— Short problem —
Select the lines that hold the word "text" and copy each one.

— Data records —
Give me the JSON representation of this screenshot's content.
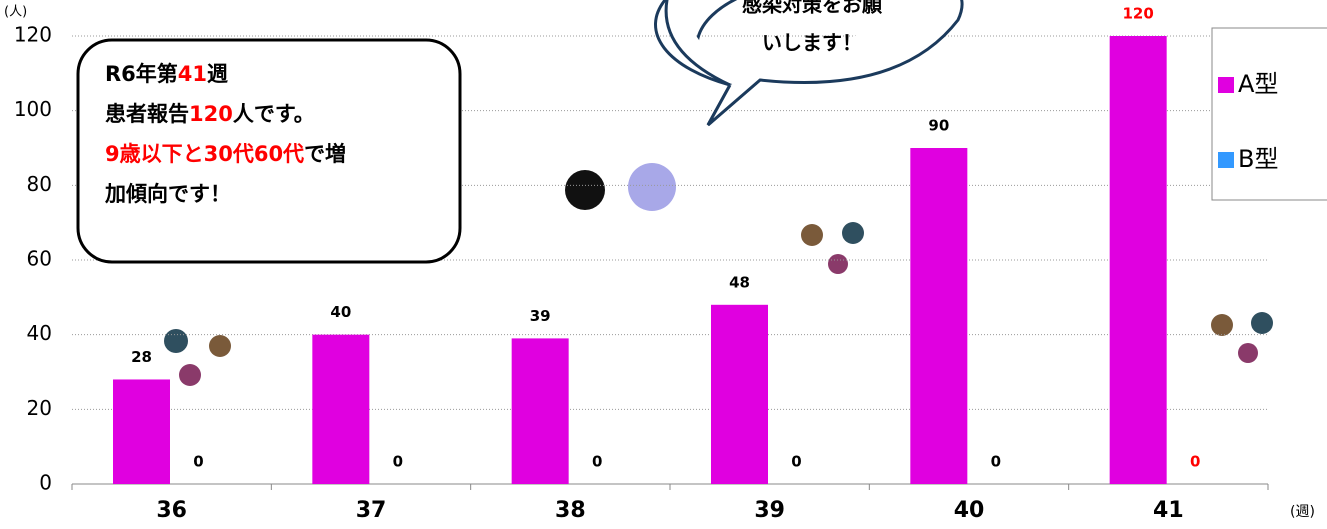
{
  "chart_data": {
    "type": "bar",
    "y_unit": "(人)",
    "x_unit": "(週)",
    "categories": [
      "36",
      "37",
      "38",
      "39",
      "40",
      "41"
    ],
    "series": [
      {
        "name": "A型",
        "color": "#e000e0",
        "values": [
          28,
          40,
          39,
          48,
          90,
          120
        ],
        "label_colors": [
          "#000000",
          "#000000",
          "#000000",
          "#000000",
          "#000000",
          "#ff0000"
        ]
      },
      {
        "name": "B型",
        "color": "#3399ff",
        "values": [
          0,
          0,
          0,
          0,
          0,
          0
        ],
        "label_colors": [
          "#000000",
          "#000000",
          "#000000",
          "#000000",
          "#000000",
          "#ff0000"
        ]
      }
    ],
    "ylim": [
      0,
      120
    ],
    "yticks": [
      0,
      20,
      40,
      60,
      80,
      100,
      120
    ],
    "grid": true,
    "legend": "right",
    "callout": [
      [
        {
          "text": "R6年第"
        },
        {
          "text": "41",
          "color": "#ff0000"
        },
        {
          "text": "週"
        }
      ],
      [
        {
          "text": "患者報告"
        },
        {
          "text": "120",
          "color": "#ff0000"
        },
        {
          "text": "人です。"
        }
      ],
      [
        {
          "text": "9歳以下と30代60代",
          "color": "#ff0000"
        },
        {
          "text": "で増"
        }
      ],
      [
        {
          "text": "加傾向です！"
        }
      ]
    ],
    "bubble": [
      "感染対策をお願",
      "いします！"
    ]
  }
}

— Output for this exercise —
          "text": "R6年第"
          "text": "41",
          "text": "週"
          "text": "患者報告"
          "text": "120",
          "text": "人です。"
          "text": "9歳以下と30代60代",
          "text": "で増"
          "text": "加傾向です！"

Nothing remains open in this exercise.